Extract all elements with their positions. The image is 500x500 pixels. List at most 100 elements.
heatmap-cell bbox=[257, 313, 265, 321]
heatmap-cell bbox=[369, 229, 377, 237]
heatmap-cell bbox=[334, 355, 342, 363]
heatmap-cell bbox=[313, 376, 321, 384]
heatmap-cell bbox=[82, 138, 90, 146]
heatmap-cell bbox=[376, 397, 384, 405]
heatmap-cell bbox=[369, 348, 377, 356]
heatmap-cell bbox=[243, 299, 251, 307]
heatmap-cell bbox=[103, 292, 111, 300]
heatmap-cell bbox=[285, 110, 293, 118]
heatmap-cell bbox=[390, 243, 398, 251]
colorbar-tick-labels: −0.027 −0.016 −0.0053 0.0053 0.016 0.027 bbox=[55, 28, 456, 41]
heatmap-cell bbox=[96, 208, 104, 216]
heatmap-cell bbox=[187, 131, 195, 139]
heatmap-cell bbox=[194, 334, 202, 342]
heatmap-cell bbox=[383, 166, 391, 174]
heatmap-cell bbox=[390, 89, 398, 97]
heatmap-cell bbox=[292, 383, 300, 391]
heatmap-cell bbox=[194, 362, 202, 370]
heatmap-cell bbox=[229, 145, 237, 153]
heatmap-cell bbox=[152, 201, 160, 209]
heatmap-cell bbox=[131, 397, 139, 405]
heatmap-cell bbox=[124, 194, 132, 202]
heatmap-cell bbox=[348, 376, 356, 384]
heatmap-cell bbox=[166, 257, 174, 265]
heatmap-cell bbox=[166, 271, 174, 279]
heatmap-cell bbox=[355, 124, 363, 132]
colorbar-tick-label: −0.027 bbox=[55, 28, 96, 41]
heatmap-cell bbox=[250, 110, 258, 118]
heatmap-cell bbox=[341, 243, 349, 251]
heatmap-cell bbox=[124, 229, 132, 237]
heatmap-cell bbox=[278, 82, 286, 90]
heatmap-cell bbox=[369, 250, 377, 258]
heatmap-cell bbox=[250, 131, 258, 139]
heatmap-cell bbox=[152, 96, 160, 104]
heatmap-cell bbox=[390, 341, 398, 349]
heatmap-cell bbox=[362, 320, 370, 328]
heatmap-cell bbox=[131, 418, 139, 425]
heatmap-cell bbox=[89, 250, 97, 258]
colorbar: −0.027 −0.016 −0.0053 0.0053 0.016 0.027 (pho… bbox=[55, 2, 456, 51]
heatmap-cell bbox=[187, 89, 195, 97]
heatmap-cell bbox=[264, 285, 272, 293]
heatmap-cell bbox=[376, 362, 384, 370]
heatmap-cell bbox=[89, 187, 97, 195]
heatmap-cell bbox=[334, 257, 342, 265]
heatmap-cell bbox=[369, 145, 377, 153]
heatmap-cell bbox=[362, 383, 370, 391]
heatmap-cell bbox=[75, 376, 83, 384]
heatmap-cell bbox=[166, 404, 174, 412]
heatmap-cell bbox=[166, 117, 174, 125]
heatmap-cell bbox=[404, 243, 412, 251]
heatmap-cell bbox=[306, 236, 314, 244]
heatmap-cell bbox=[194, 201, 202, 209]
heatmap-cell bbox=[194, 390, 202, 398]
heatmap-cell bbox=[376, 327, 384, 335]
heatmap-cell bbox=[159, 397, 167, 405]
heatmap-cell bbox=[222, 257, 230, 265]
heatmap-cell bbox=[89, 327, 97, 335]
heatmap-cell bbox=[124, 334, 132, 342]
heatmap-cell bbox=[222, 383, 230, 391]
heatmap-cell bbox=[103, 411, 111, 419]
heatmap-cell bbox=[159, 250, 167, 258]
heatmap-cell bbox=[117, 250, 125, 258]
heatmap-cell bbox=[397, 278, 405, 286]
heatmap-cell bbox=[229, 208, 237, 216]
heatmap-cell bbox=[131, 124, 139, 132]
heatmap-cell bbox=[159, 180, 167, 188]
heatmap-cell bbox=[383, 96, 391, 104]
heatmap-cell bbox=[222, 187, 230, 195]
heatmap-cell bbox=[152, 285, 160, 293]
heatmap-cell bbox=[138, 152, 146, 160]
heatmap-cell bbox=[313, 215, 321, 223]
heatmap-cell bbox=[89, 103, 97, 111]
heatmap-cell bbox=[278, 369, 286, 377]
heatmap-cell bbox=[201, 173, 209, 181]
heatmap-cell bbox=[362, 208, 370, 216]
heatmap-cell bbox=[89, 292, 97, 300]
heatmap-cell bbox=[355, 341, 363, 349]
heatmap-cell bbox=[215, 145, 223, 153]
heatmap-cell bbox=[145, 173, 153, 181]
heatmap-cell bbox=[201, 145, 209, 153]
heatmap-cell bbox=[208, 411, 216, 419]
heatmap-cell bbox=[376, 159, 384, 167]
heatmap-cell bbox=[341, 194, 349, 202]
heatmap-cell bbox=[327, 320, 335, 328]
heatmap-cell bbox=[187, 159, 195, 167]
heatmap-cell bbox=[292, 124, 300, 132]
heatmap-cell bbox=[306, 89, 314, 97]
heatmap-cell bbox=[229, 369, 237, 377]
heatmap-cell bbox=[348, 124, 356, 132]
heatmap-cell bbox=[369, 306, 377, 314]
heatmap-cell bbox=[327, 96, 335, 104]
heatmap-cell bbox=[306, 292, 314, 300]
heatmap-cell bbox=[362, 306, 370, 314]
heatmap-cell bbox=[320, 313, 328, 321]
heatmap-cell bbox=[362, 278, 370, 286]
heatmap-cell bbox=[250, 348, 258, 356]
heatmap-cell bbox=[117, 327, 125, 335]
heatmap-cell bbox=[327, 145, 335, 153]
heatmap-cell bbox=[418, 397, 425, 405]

- [The request] Reproduce every one of the records above word for word.

- [Answer for this exercise]
Extract all elements with their positions. The image is 500x500 pixels. List at most 100 elements.
heatmap-cell bbox=[257, 313, 265, 321]
heatmap-cell bbox=[369, 229, 377, 237]
heatmap-cell bbox=[334, 355, 342, 363]
heatmap-cell bbox=[313, 376, 321, 384]
heatmap-cell bbox=[82, 138, 90, 146]
heatmap-cell bbox=[376, 397, 384, 405]
heatmap-cell bbox=[369, 348, 377, 356]
heatmap-cell bbox=[243, 299, 251, 307]
heatmap-cell bbox=[103, 292, 111, 300]
heatmap-cell bbox=[285, 110, 293, 118]
heatmap-cell bbox=[390, 243, 398, 251]
colorbar-tick-labels: −0.027 −0.016 −0.0053 0.0053 0.016 0.027 bbox=[55, 28, 456, 41]
heatmap-cell bbox=[96, 208, 104, 216]
heatmap-cell bbox=[187, 131, 195, 139]
heatmap-cell bbox=[194, 334, 202, 342]
heatmap-cell bbox=[383, 166, 391, 174]
heatmap-cell bbox=[390, 89, 398, 97]
heatmap-cell bbox=[292, 383, 300, 391]
heatmap-cell bbox=[194, 362, 202, 370]
heatmap-cell bbox=[229, 145, 237, 153]
heatmap-cell bbox=[152, 201, 160, 209]
heatmap-cell bbox=[131, 397, 139, 405]
heatmap-cell bbox=[124, 194, 132, 202]
heatmap-cell bbox=[348, 376, 356, 384]
heatmap-cell bbox=[166, 257, 174, 265]
heatmap-cell bbox=[166, 271, 174, 279]
heatmap-cell bbox=[355, 124, 363, 132]
colorbar-tick-label: −0.027 bbox=[55, 28, 96, 41]
heatmap-cell bbox=[250, 110, 258, 118]
heatmap-cell bbox=[341, 243, 349, 251]
heatmap-cell bbox=[124, 229, 132, 237]
heatmap-cell bbox=[278, 82, 286, 90]
heatmap-cell bbox=[369, 250, 377, 258]
heatmap-cell bbox=[250, 131, 258, 139]
heatmap-cell bbox=[152, 96, 160, 104]
heatmap-cell bbox=[390, 341, 398, 349]
heatmap-cell bbox=[362, 320, 370, 328]
heatmap-cell bbox=[131, 418, 139, 425]
heatmap-cell bbox=[89, 250, 97, 258]
colorbar: −0.027 −0.016 −0.0053 0.0053 0.016 0.027 (pho… bbox=[55, 2, 456, 51]
heatmap-cell bbox=[187, 89, 195, 97]
heatmap-cell bbox=[264, 285, 272, 293]
heatmap-cell bbox=[376, 362, 384, 370]
heatmap-cell bbox=[89, 187, 97, 195]
heatmap-cell bbox=[334, 257, 342, 265]
heatmap-cell bbox=[369, 145, 377, 153]
heatmap-cell bbox=[362, 383, 370, 391]
heatmap-cell bbox=[75, 376, 83, 384]
heatmap-cell bbox=[166, 404, 174, 412]
heatmap-cell bbox=[166, 117, 174, 125]
heatmap-cell bbox=[404, 243, 412, 251]
heatmap-cell bbox=[306, 236, 314, 244]
heatmap-cell bbox=[194, 201, 202, 209]
heatmap-cell bbox=[194, 390, 202, 398]
heatmap-cell bbox=[376, 327, 384, 335]
heatmap-cell bbox=[159, 397, 167, 405]
heatmap-cell bbox=[222, 257, 230, 265]
heatmap-cell bbox=[89, 327, 97, 335]
heatmap-cell bbox=[124, 334, 132, 342]
heatmap-cell bbox=[222, 383, 230, 391]
heatmap-cell bbox=[103, 411, 111, 419]
heatmap-cell bbox=[159, 250, 167, 258]
heatmap-cell bbox=[117, 250, 125, 258]
heatmap-cell bbox=[397, 278, 405, 286]
heatmap-cell bbox=[229, 208, 237, 216]
heatmap-cell bbox=[131, 124, 139, 132]
heatmap-cell bbox=[159, 180, 167, 188]
heatmap-cell bbox=[383, 96, 391, 104]
heatmap-cell bbox=[222, 187, 230, 195]
heatmap-cell bbox=[152, 285, 160, 293]
heatmap-cell bbox=[138, 152, 146, 160]
heatmap-cell bbox=[313, 215, 321, 223]
heatmap-cell bbox=[89, 103, 97, 111]
heatmap-cell bbox=[278, 369, 286, 377]
heatmap-cell bbox=[201, 173, 209, 181]
heatmap-cell bbox=[362, 208, 370, 216]
heatmap-cell bbox=[89, 292, 97, 300]
heatmap-cell bbox=[355, 341, 363, 349]
heatmap-cell bbox=[215, 145, 223, 153]
heatmap-cell bbox=[145, 173, 153, 181]
heatmap-cell bbox=[201, 145, 209, 153]
heatmap-cell bbox=[208, 411, 216, 419]
heatmap-cell bbox=[376, 159, 384, 167]
heatmap-cell bbox=[341, 194, 349, 202]
heatmap-cell bbox=[327, 320, 335, 328]
heatmap-cell bbox=[187, 159, 195, 167]
heatmap-cell bbox=[292, 124, 300, 132]
heatmap-cell bbox=[306, 89, 314, 97]
heatmap-cell bbox=[229, 369, 237, 377]
heatmap-cell bbox=[348, 124, 356, 132]
heatmap-cell bbox=[369, 306, 377, 314]
heatmap-cell bbox=[327, 96, 335, 104]
heatmap-cell bbox=[306, 292, 314, 300]
heatmap-cell bbox=[362, 306, 370, 314]
heatmap-cell bbox=[320, 313, 328, 321]
heatmap-cell bbox=[362, 278, 370, 286]
heatmap-cell bbox=[250, 348, 258, 356]
heatmap-cell bbox=[117, 327, 125, 335]
heatmap-cell bbox=[327, 145, 335, 153]
heatmap-cell bbox=[418, 397, 425, 405]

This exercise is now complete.